■ Exercise ■
Make an exact copy of all the material below, apart from the pictures.

■ Data section ■
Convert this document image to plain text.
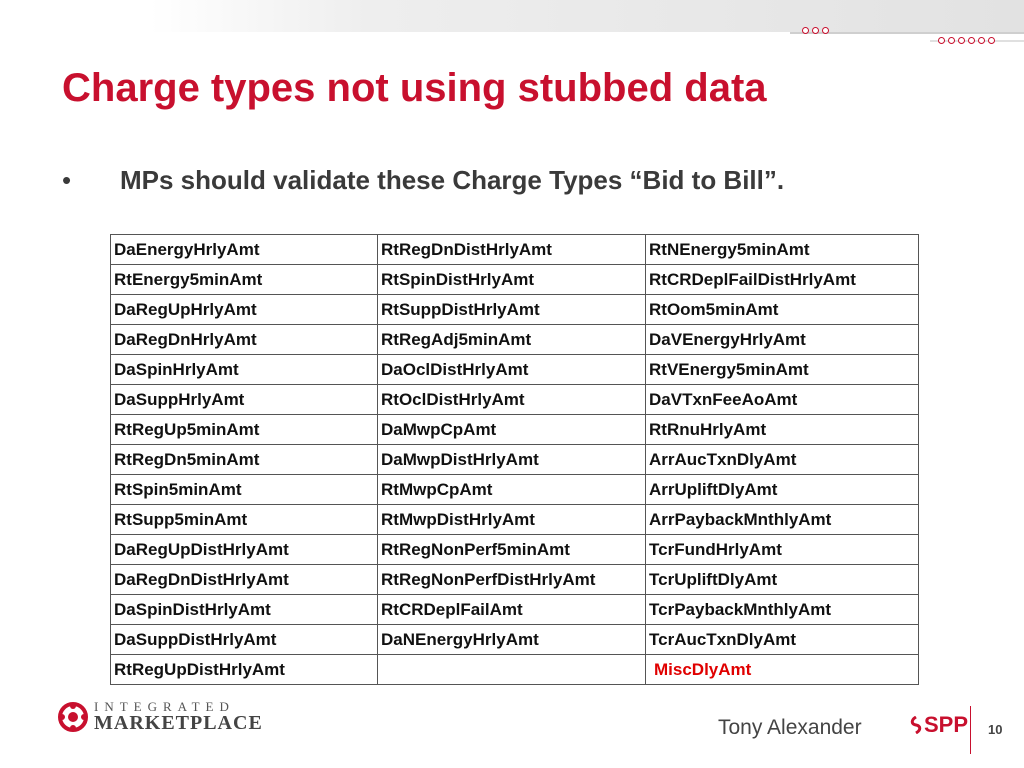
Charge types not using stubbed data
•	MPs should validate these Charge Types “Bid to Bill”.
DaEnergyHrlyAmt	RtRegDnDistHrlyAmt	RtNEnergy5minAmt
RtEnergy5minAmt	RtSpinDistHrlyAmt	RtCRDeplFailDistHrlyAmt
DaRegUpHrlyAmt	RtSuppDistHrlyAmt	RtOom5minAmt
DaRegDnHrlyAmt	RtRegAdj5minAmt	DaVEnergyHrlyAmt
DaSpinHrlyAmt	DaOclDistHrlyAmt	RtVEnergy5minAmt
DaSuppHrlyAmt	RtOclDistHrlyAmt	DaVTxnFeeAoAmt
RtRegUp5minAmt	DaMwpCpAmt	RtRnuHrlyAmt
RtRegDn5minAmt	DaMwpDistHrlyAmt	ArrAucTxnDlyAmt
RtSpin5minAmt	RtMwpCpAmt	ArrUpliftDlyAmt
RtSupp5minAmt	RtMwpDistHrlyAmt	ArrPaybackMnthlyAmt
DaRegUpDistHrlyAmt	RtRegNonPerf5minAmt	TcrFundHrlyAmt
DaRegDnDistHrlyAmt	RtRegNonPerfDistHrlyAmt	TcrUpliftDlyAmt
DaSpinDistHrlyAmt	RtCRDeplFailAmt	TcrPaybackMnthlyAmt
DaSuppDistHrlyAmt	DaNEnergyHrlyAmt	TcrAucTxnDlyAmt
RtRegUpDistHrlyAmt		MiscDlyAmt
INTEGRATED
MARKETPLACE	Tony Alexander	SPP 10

■ Exercise response ■
Convert this document image to plain text.
Charge types not using stubbed data
•	MPs should validate these Charge Types “Bid to Bill”.
DaEnergyHrlyAmt	RtRegDnDistHrlyAmt	RtNEnergy5minAmt
RtEnergy5minAmt	RtSpinDistHrlyAmt	RtCRDeplFailDistHrlyAmt
DaRegUpHrlyAmt	RtSuppDistHrlyAmt	RtOom5minAmt
DaRegDnHrlyAmt	RtRegAdj5minAmt	DaVEnergyHrlyAmt
DaSpinHrlyAmt	DaOclDistHrlyAmt	RtVEnergy5minAmt
DaSuppHrlyAmt	RtOclDistHrlyAmt	DaVTxnFeeAoAmt
RtRegUp5minAmt	DaMwpCpAmt	RtRnuHrlyAmt
RtRegDn5minAmt	DaMwpDistHrlyAmt	ArrAucTxnDlyAmt
RtSpin5minAmt	RtMwpCpAmt	ArrUpliftDlyAmt
RtSupp5minAmt	RtMwpDistHrlyAmt	ArrPaybackMnthlyAmt
DaRegUpDistHrlyAmt	RtRegNonPerf5minAmt	TcrFundHrlyAmt
DaRegDnDistHrlyAmt	RtRegNonPerfDistHrlyAmt	TcrUpliftDlyAmt
DaSpinDistHrlyAmt	RtCRDeplFailAmt	TcrPaybackMnthlyAmt
DaSuppDistHrlyAmt	DaNEnergyHrlyAmt	TcrAucTxnDlyAmt
RtRegUpDistHrlyAmt		MiscDlyAmt
INTEGRATED
MARKETPLACE	Tony Alexander	SPP 10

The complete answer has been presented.